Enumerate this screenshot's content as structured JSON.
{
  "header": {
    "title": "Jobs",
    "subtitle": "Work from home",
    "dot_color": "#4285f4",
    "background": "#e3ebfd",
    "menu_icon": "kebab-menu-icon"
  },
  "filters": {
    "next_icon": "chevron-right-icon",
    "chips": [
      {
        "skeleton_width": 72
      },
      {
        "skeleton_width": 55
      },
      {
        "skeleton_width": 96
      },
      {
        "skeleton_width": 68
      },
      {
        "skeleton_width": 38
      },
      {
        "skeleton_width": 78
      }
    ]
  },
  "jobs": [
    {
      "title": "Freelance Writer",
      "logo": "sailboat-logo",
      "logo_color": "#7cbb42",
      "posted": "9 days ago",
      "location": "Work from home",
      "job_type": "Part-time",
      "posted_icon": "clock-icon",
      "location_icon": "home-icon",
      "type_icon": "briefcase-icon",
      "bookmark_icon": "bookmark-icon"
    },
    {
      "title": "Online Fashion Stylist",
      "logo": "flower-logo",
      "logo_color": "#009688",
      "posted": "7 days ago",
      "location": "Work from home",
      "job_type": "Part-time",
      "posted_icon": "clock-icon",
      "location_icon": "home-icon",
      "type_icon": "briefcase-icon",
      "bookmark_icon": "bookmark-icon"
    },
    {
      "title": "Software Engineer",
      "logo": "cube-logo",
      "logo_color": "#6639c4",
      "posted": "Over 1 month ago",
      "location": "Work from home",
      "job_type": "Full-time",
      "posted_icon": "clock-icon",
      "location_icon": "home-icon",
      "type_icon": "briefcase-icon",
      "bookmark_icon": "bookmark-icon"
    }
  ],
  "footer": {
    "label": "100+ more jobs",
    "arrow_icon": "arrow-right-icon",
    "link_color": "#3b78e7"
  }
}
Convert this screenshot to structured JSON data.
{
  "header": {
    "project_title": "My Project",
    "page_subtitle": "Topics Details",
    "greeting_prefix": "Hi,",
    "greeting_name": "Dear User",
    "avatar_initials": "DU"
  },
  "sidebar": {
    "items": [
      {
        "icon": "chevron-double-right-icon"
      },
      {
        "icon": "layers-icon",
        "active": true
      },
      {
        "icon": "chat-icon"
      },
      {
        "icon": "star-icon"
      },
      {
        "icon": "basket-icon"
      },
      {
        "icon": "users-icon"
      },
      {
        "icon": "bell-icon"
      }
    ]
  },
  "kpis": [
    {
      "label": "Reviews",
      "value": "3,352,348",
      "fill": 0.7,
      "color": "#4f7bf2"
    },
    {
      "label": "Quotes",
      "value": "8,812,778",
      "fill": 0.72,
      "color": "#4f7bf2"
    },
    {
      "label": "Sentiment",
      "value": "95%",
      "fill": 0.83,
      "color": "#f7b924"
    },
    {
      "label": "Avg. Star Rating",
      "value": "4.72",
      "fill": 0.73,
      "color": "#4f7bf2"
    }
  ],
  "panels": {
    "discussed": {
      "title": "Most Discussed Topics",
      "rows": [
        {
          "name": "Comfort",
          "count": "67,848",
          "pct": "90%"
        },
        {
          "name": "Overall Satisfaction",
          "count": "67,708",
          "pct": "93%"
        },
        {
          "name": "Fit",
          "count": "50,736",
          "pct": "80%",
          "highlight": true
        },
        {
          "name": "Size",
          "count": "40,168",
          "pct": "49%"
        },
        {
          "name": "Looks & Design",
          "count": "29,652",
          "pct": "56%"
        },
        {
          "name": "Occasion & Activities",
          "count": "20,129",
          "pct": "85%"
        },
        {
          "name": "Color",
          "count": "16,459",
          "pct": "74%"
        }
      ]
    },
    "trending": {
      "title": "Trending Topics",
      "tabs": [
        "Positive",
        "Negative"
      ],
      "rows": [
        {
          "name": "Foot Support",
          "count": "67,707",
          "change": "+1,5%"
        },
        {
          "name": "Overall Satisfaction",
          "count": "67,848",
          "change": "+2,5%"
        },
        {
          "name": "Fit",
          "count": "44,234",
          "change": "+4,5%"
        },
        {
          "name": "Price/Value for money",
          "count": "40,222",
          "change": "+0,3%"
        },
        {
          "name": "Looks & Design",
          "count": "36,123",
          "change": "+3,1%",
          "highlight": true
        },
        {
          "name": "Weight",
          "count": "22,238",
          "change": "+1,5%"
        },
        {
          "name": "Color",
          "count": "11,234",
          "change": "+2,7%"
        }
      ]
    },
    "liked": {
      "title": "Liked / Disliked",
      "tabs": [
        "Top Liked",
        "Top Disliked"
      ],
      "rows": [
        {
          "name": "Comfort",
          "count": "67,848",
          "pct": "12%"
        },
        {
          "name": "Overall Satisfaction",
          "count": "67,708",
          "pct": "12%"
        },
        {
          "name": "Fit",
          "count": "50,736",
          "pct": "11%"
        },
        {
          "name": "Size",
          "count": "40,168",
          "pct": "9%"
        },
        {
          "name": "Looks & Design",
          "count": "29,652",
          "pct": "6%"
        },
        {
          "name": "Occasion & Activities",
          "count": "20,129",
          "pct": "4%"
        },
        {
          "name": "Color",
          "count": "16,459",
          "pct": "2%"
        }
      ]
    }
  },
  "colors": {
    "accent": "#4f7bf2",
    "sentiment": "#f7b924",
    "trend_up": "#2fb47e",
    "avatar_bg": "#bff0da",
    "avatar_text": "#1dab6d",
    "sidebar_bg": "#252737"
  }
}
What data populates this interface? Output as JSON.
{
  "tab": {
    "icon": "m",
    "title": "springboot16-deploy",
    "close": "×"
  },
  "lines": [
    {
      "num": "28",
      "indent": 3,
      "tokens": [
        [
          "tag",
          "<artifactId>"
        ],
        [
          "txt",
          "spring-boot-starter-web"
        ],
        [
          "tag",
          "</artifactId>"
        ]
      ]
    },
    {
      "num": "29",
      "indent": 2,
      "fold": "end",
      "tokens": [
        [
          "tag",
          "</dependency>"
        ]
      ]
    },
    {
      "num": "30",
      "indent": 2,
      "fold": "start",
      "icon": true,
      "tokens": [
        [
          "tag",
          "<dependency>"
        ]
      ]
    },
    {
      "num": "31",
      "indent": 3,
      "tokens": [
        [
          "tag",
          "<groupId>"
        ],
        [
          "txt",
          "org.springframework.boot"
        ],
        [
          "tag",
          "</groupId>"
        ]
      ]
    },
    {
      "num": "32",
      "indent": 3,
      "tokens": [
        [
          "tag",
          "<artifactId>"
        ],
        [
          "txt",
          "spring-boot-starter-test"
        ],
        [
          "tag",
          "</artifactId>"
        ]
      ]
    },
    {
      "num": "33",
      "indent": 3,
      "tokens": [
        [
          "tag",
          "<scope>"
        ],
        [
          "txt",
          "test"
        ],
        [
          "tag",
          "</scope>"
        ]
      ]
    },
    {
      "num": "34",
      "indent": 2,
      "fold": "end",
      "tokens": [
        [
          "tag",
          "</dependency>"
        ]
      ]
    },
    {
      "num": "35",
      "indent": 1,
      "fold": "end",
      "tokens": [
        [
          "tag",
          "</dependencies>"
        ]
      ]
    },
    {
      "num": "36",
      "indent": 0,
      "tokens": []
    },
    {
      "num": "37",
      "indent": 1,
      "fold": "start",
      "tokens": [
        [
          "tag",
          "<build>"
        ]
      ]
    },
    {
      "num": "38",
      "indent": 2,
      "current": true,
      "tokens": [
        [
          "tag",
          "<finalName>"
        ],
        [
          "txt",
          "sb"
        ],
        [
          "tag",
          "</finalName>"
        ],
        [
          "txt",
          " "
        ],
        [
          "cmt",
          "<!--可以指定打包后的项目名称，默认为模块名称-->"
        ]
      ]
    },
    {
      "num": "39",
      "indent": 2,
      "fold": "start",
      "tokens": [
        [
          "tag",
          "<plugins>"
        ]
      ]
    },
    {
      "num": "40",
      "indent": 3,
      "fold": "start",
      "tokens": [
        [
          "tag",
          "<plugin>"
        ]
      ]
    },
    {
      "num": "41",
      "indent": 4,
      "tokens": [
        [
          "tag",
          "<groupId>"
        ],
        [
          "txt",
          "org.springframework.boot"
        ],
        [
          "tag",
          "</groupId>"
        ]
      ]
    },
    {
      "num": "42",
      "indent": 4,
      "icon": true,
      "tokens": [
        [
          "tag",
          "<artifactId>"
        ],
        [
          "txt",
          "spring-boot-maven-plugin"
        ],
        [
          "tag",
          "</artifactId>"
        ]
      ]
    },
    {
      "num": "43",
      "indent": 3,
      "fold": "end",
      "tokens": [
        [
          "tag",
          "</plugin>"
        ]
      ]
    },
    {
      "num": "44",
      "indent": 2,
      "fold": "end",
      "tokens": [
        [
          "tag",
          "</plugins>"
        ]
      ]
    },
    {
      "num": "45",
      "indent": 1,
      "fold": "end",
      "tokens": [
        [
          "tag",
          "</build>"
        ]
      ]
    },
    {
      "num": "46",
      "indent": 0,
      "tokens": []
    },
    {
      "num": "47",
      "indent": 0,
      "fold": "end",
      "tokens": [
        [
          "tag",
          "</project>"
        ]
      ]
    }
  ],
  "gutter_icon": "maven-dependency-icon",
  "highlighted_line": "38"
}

● INSTRUCTIONS TO FOLLOW
In the material above, find each line that contains the word "dependency", and select it.

● REPLY
          "</dependency>"
          "<dependency>"
          "</dependency>"
  "gutter_icon": "maven-dependency-icon",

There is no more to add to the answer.